Instructions to follow:
Answer with a single number, the count of lines holding the word "information".

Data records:
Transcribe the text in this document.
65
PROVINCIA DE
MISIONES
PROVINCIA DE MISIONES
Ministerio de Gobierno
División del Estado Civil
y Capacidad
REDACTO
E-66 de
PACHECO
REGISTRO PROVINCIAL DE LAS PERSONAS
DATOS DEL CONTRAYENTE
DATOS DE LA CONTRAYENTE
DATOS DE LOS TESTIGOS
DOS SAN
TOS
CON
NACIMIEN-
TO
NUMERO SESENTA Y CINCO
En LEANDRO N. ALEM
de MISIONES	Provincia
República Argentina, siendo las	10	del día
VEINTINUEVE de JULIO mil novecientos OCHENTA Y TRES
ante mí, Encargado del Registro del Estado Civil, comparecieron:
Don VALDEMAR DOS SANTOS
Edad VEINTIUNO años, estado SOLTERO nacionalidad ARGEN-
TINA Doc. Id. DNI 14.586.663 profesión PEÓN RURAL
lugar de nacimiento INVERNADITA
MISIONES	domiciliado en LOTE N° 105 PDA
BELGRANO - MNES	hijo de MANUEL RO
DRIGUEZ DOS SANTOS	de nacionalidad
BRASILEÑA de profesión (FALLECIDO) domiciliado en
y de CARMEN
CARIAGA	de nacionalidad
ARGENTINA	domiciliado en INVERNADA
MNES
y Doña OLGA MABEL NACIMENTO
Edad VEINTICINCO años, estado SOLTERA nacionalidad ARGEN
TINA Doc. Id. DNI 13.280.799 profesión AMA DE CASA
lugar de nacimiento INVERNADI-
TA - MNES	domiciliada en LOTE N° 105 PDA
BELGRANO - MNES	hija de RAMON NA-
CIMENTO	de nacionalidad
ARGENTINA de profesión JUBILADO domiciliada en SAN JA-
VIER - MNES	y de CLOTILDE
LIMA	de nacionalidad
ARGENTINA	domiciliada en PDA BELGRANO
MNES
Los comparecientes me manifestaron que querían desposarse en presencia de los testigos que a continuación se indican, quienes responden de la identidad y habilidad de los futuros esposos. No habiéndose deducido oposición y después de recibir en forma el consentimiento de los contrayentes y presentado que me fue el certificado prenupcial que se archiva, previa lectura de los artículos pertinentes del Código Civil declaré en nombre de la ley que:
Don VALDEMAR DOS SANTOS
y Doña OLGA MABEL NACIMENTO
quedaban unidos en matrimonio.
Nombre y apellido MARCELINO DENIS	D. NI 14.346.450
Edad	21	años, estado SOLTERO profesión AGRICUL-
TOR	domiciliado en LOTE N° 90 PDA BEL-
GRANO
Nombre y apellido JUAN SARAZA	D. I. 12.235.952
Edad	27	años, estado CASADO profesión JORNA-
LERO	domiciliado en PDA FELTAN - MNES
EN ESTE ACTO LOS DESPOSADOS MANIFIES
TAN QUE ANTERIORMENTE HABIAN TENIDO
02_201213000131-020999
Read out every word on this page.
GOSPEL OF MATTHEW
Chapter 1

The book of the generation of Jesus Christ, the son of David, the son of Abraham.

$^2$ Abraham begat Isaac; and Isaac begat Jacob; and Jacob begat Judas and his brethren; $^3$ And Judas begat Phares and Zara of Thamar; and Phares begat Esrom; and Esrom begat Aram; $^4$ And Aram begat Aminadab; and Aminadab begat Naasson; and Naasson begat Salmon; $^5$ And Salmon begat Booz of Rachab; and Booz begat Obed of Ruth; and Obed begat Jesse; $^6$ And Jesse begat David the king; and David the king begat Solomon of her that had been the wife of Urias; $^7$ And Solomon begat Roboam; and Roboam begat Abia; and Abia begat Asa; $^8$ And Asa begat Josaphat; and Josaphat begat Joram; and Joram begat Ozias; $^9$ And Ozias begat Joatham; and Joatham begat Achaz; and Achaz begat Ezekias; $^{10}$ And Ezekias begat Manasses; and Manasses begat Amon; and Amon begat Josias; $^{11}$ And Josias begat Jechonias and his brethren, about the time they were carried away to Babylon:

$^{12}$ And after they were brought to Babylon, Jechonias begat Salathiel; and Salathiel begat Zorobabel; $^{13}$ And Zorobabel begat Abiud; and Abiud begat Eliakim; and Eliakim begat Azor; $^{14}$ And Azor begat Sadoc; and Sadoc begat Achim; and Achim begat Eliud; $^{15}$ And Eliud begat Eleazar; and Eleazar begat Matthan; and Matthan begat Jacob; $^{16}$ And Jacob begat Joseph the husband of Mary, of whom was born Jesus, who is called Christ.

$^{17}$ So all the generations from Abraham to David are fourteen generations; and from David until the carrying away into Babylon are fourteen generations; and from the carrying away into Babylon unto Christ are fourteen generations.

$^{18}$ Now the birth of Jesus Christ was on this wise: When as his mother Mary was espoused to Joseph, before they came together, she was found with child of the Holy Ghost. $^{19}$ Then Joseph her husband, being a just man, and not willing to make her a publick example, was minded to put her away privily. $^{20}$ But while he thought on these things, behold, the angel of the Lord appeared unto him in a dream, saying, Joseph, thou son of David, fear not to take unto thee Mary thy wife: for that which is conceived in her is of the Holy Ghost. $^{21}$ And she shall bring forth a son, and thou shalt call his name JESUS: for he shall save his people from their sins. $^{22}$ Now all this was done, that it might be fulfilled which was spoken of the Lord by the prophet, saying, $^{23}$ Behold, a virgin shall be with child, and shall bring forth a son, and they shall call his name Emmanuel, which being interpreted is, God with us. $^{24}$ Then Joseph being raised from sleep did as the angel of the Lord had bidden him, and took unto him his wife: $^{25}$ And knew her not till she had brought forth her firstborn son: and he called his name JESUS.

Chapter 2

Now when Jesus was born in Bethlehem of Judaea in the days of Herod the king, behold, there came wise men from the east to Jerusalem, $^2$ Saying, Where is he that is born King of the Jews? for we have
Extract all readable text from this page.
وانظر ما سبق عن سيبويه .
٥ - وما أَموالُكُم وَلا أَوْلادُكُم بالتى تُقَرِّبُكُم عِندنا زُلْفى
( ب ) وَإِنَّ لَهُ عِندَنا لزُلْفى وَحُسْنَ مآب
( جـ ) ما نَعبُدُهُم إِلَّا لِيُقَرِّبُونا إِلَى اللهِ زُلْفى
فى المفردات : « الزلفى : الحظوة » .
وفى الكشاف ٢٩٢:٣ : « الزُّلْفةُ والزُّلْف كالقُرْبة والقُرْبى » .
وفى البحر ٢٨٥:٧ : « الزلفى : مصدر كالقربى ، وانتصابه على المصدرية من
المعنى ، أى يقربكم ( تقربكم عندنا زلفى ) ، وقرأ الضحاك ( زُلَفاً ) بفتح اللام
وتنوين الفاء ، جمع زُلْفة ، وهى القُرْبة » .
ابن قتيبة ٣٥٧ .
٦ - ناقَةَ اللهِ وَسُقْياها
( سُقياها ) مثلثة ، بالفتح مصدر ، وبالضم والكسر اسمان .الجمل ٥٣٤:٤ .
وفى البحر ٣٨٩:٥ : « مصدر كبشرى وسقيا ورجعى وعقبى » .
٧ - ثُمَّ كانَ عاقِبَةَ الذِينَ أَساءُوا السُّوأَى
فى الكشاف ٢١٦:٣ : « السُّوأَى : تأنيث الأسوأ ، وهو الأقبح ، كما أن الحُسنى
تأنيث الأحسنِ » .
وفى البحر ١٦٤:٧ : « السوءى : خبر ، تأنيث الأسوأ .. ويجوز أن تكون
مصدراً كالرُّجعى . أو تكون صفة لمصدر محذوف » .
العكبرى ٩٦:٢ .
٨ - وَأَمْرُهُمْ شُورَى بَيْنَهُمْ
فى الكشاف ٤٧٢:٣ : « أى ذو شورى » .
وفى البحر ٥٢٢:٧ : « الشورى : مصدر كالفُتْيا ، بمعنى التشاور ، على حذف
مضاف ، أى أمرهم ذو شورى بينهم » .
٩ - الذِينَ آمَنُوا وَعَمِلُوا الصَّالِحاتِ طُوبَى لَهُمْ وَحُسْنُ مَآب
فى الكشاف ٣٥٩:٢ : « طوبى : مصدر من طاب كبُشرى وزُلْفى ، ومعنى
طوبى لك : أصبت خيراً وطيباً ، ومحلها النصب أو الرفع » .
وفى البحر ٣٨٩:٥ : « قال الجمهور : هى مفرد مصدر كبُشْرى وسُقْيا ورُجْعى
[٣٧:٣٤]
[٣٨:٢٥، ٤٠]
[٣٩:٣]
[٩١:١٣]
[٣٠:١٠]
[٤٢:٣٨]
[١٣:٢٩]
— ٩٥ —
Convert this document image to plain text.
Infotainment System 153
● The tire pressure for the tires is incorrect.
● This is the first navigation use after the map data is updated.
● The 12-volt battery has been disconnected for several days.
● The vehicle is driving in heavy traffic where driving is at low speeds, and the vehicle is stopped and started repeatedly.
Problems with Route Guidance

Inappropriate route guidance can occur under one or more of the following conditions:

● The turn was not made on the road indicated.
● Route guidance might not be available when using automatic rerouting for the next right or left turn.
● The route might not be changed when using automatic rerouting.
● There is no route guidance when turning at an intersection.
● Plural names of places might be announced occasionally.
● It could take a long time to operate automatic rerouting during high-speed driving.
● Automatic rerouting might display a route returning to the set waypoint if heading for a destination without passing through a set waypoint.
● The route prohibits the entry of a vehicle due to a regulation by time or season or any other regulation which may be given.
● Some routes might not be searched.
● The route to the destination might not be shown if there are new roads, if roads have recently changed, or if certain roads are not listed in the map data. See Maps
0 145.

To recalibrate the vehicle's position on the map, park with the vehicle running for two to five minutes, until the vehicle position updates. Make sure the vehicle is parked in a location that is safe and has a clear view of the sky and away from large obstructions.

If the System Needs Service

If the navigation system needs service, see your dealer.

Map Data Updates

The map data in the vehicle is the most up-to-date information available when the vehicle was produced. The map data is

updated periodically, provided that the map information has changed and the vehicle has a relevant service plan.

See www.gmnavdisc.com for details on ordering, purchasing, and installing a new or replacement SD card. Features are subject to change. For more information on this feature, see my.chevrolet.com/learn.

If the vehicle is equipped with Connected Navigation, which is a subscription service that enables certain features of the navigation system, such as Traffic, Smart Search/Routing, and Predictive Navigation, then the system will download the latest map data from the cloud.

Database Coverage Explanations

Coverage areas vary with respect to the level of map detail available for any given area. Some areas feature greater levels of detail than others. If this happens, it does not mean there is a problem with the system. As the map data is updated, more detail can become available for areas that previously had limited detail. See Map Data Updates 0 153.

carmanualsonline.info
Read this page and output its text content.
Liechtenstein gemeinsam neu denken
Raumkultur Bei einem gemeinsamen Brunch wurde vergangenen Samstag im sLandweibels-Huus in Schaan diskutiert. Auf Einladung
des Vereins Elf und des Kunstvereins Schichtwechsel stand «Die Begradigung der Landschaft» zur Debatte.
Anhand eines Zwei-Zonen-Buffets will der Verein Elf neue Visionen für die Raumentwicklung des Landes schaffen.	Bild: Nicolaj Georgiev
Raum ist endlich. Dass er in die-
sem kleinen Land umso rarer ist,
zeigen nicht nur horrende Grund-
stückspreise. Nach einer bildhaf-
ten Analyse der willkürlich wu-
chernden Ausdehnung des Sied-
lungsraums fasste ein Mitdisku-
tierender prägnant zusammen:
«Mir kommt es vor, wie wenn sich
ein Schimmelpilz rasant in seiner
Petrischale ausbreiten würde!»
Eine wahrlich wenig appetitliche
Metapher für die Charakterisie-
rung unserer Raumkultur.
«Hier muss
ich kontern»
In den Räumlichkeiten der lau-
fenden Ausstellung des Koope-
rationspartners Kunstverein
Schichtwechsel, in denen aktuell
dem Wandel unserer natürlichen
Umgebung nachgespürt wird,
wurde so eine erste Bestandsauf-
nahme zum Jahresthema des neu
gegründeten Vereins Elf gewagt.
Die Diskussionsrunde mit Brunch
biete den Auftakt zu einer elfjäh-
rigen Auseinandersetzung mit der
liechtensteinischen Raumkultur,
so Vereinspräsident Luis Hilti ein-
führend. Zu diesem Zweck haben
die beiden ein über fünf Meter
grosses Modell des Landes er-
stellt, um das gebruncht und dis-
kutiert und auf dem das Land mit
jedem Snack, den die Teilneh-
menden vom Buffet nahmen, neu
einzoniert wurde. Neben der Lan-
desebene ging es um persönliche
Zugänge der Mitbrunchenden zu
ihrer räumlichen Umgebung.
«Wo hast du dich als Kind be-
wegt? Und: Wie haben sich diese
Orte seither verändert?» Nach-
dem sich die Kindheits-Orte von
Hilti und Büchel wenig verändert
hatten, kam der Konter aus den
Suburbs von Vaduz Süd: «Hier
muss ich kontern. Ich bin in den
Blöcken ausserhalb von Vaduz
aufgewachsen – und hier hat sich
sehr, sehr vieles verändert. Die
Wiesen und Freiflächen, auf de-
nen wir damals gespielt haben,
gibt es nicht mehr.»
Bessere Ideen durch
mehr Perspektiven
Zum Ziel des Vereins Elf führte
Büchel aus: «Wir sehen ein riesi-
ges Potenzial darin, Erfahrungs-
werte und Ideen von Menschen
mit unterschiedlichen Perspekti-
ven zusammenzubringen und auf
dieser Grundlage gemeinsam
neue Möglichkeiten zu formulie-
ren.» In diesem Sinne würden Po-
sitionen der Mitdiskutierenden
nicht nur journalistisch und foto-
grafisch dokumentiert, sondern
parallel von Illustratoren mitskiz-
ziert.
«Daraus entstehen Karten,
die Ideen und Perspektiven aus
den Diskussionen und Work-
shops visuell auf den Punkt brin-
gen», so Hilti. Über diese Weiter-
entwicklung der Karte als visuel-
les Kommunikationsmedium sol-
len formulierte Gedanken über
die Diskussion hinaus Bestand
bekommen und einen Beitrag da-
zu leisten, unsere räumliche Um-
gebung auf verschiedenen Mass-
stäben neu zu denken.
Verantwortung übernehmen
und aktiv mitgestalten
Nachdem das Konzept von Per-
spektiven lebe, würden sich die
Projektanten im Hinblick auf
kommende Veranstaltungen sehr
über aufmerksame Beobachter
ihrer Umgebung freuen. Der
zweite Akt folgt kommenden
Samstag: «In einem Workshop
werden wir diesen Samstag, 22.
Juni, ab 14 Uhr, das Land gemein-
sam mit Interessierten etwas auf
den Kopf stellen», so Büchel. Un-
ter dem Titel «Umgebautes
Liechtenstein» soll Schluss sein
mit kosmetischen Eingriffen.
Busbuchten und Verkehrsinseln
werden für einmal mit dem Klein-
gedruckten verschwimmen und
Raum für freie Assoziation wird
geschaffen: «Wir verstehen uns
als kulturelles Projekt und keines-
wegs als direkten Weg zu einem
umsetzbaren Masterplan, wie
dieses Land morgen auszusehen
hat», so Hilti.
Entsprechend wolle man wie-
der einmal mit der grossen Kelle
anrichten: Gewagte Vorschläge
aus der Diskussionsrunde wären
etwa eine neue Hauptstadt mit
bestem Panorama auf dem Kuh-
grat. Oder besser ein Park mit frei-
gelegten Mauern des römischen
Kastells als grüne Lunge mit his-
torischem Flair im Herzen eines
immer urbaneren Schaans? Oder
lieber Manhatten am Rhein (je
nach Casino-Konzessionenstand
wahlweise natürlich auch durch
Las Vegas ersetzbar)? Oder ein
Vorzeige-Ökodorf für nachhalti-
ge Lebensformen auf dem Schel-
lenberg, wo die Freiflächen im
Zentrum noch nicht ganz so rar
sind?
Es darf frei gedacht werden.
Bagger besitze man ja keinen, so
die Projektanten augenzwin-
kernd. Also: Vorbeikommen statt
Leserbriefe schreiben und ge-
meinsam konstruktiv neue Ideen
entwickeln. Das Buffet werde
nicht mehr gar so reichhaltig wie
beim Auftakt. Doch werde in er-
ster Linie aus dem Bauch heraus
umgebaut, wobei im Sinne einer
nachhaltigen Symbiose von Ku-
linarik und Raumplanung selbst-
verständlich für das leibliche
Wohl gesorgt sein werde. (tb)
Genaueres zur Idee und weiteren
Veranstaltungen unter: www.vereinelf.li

Result of this task:
3